---------- РАЗДЕЛ ТЕКСТА

Никита Михалков на фоне Льва Толстого

Чем консерватор лучше консерванта

На фоне нашумевшего консервативного манифеста Никиты Михалкова как-то приглушенно встретила Россия 100-летие со дня смерти другого противника радикальных российских реформ — Льва Николаевича Толстого.

Чем консерватор лучше консерванта

Он, как и Никита Сергеевич, происхождения был, скромно говоря, знатного. Однако элитарностью своей временами сильно тяготился.

“Я, ничтожный, непризванный и слабый, плохой человек... Я чувствую, как это странно, неприлично, дерзко, и все-таки пишу...” Это он в письме Александру III. С молитвенной просьбой помиловать убийц отца российского императора. Царь тогда не согласился с писателем. И был прав. Как сын погибшего и как просто царь.

Но сейчас не о терроре, не имеющем оправдания. О серьезном консерватизме, который исповедовал Толстой. Его почему-то не отметил Михалков в своем манифесте “Право и правда”.

Тут не поспоришь — у Никиты Сергеевича свои кумиры. С одним из них Толстой даже состоял в переписке. Ему-то и было послано: “Пишу Вам об очень жалком человеке, самом жалком из всех, кого я знаю теперь в России …Человек этот — вы сами…” Это он — автору предвыборного слогана нынешней партии власти. Сегодня фразу Столыпина “Вам нужны великие потрясения. Нам нужна великая Россия!”, похоже, учат уже в детских садах.

А следующее письмо Толстого — не самому Петру Аркадьевичу, но о нем: “Вспомнился этот ужасный Столыпин, сын моего друга Аркадия Столыпина, душевно хорошего человека, старого генерала, который сжег все свои писаные воспоминания о войне (…) потому что пришел к убеждению, что война зло… И вот сын (...) стал во главе того правительства, которое совершает бессмысленно, глупо все эти ненужные вредные ужасы…”

Итак, “самый жалкий человек в России” у писателя — Столыпин. И если у Михалкова тогдашний российский премьер предстает “величайшим реформатором”, то по Толстому — это человек, испытывающий “зуд реформаторства”.

Казалось бы, более просвещенного консерватора, чем Лев Николаевич, Михалкову надо еще поискать. Ан нет, что-то не срастается. Столыпин — свой. Философ Иван Ильин — тем более. Но вот “мужицкий граф” с его “непротивлением злу насилием” для породистого консерватизма нынче, видно, слабоват.

--------------------
---------- ИЗВЛЕЧЁННЫЕ ДАННЫЕ

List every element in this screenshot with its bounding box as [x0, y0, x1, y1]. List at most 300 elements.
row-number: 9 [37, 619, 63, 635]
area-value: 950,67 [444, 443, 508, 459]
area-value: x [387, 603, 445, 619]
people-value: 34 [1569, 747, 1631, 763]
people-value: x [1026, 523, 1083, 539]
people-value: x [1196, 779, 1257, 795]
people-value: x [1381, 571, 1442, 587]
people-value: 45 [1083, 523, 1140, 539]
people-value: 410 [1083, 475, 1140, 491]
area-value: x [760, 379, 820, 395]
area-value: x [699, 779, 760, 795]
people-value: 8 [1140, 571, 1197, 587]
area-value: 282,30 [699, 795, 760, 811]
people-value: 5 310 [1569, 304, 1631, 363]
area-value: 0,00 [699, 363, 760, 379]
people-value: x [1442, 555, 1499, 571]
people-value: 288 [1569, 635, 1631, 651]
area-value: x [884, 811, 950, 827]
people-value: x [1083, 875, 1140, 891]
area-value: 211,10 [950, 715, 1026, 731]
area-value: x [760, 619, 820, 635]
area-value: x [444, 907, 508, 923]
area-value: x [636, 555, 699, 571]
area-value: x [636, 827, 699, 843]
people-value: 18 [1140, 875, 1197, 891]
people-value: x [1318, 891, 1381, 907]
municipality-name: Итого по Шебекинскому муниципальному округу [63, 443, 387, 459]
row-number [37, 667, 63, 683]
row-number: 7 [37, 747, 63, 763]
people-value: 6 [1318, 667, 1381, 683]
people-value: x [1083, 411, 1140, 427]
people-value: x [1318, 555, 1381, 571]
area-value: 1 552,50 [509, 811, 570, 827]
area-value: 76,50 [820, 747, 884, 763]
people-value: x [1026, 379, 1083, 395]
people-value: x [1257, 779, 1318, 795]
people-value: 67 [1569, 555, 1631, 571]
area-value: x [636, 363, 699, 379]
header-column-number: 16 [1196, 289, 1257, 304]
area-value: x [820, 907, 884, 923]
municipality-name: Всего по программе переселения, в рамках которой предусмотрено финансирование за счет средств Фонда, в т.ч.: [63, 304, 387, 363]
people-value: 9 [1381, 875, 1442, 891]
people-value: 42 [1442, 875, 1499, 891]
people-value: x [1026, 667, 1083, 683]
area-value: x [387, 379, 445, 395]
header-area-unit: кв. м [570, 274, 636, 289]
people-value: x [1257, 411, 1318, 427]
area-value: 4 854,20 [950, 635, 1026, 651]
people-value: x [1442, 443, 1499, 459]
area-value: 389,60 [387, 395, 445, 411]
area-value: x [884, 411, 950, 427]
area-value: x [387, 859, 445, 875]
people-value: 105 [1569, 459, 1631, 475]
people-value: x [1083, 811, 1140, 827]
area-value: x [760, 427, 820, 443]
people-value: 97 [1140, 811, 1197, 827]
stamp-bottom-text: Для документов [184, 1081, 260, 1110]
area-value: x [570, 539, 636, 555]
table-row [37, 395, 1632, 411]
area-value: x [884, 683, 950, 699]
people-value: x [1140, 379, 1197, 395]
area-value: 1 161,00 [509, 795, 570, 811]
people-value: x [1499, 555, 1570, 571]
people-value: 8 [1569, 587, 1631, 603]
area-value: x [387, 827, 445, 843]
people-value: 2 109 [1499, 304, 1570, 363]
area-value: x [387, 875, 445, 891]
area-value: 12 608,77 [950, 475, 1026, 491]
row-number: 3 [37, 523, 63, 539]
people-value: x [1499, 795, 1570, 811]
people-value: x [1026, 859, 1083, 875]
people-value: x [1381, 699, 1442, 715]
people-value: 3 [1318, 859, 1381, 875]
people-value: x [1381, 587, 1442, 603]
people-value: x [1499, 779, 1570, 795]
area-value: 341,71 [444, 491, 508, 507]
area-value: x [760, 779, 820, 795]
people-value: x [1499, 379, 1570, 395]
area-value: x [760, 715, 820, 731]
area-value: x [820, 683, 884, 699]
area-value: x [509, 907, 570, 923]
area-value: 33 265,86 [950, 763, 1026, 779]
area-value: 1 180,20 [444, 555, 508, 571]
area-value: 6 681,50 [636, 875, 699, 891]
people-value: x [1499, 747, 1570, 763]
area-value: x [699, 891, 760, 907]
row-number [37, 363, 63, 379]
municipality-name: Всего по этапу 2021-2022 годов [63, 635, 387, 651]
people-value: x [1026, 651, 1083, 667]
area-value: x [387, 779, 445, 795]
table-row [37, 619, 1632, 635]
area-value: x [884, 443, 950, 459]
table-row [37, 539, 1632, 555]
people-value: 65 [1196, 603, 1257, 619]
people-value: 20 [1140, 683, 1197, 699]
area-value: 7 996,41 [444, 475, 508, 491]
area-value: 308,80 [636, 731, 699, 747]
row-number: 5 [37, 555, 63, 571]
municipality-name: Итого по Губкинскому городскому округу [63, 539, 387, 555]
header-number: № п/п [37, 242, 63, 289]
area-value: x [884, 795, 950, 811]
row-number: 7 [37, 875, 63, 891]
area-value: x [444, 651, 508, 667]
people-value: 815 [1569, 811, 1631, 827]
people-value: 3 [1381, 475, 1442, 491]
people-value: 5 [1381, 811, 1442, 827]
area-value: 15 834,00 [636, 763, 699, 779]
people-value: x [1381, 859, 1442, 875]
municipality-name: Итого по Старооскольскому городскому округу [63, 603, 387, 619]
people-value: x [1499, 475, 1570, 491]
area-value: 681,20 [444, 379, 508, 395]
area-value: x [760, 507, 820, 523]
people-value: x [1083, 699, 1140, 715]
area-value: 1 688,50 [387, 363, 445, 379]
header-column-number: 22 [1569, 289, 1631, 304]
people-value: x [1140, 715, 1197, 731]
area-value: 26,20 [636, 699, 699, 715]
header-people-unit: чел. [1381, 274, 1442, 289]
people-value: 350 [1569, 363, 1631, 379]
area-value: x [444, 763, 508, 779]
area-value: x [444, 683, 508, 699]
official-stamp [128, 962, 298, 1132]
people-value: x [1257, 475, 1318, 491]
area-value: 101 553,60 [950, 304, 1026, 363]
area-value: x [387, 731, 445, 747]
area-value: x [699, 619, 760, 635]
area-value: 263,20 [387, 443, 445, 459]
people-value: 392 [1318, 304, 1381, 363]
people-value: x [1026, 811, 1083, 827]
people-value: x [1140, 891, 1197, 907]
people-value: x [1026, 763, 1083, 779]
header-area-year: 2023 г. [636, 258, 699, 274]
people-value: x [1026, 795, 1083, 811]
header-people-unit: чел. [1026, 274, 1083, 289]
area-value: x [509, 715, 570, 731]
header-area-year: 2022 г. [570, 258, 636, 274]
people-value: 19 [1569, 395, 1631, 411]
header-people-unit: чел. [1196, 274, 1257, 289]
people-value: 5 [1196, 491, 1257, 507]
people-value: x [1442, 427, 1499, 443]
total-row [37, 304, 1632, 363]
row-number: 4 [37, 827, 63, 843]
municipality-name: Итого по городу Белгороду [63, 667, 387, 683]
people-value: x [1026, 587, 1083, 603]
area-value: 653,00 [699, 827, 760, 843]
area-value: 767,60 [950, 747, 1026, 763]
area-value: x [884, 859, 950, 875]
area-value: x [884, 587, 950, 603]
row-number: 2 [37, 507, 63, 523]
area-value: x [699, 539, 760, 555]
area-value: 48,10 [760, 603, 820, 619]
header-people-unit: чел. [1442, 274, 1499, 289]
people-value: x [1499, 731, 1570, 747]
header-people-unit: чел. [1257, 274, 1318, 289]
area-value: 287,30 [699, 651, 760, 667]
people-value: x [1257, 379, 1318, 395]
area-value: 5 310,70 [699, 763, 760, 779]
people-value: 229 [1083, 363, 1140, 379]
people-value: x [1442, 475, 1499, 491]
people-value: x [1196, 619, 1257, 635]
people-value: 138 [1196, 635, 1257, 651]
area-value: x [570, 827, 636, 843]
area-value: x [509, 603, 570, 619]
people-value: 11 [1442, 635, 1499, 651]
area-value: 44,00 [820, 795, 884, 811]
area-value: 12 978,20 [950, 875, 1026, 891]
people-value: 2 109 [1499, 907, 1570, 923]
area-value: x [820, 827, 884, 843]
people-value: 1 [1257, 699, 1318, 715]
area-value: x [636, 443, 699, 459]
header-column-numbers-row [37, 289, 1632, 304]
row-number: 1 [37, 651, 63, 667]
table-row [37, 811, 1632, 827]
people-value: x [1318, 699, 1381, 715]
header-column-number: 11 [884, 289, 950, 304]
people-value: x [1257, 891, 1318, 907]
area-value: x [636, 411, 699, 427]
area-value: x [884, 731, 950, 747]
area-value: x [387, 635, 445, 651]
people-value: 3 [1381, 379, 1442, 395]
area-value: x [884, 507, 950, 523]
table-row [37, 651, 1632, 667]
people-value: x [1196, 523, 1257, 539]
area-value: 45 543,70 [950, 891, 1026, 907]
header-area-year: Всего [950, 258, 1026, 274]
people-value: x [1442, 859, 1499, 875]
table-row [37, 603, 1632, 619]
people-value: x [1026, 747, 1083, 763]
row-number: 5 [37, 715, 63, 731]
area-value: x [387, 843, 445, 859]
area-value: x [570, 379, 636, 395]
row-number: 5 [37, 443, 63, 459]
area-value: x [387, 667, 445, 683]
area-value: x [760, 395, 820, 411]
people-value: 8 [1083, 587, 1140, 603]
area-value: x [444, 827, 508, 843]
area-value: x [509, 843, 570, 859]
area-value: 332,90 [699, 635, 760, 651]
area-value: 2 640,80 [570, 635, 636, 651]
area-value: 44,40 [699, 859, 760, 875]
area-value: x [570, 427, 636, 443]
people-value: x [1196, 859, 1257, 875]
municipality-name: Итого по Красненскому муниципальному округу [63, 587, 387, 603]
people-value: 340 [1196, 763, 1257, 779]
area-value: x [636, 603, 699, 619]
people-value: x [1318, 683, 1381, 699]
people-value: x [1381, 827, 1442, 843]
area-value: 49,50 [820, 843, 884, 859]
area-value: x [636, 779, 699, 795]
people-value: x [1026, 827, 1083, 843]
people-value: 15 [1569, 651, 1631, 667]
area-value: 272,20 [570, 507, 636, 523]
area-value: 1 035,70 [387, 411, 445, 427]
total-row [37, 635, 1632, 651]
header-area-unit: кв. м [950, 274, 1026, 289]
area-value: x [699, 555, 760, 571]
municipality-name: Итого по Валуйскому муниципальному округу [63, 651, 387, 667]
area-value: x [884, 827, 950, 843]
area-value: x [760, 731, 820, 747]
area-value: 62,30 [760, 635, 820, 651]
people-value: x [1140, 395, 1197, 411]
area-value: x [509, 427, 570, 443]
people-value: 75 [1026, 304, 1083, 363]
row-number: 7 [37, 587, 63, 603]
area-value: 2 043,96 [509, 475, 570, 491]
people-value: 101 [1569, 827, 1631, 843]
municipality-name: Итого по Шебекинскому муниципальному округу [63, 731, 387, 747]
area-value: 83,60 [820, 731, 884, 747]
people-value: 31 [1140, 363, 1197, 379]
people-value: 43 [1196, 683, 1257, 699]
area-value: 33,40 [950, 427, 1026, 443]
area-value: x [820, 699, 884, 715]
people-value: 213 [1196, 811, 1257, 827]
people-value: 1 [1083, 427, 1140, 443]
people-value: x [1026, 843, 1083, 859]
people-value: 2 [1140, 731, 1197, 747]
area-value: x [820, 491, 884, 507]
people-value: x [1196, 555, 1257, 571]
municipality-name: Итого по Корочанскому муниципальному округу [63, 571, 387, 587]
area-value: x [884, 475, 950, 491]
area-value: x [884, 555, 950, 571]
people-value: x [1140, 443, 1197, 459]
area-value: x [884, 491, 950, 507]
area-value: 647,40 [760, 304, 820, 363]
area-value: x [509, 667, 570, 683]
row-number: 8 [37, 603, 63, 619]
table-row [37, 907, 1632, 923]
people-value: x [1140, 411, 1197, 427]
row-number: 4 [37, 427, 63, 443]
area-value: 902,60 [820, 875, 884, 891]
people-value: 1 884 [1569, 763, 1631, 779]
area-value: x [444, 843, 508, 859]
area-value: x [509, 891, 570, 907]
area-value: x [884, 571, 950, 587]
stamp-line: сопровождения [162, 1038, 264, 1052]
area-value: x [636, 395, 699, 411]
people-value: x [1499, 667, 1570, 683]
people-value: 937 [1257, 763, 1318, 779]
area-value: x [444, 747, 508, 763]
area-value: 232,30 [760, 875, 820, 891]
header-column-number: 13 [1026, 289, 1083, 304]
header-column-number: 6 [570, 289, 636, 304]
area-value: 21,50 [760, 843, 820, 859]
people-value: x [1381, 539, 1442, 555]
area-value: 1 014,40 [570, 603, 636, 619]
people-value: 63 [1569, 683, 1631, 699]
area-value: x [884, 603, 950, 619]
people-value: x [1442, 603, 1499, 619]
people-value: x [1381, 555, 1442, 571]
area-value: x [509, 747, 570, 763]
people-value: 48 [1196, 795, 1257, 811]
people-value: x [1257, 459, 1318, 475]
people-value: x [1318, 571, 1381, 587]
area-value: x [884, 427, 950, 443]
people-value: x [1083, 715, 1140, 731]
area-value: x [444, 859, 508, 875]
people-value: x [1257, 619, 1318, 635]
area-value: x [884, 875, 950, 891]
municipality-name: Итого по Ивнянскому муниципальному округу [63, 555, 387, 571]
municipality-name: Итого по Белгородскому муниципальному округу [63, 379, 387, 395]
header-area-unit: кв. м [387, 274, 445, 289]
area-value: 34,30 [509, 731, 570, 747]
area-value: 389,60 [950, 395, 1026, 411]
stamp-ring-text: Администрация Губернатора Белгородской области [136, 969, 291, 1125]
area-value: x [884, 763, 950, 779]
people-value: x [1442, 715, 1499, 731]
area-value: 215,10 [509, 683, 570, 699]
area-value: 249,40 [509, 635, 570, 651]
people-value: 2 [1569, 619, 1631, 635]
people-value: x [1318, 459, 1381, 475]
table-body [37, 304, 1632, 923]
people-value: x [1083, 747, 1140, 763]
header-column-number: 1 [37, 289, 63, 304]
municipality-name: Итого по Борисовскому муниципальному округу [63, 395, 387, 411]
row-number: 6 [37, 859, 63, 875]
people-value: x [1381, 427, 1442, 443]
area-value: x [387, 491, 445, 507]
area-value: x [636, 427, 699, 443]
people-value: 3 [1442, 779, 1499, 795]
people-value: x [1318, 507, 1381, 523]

--------------------

ЗАДАНИЯ
1. Выведите, пожалуйста, без изменений отрывок статьи о Михалкове и Толстом, начиная со слов «Никита Михалков на» и заканчивая словами «временами сильно тяготился.».
2. Кого, согласно статье о Михалкове и Толстом, писатель называл «самым жалким человеком в России»?

ОТВЕТЫ К ЗАДАЧАМ
1.
Никита Михалков на фоне Льва Толстого

Чем консерватор лучше консерванта

На фоне нашумевшего консервативного манифеста Никиты Михалкова как-то приглушенно встретила Россия 100-летие со дня смерти другого противника радикальных российских реформ — Льва Николаевича Толстого.

Чем консерватор лучше консерванта

Он, как и Никита Сергеевич, происхождения был, скромно говоря, знатного. Однако элитарностью своей временами сильно тяготился.

2. Петра Аркадьевича Столыпина.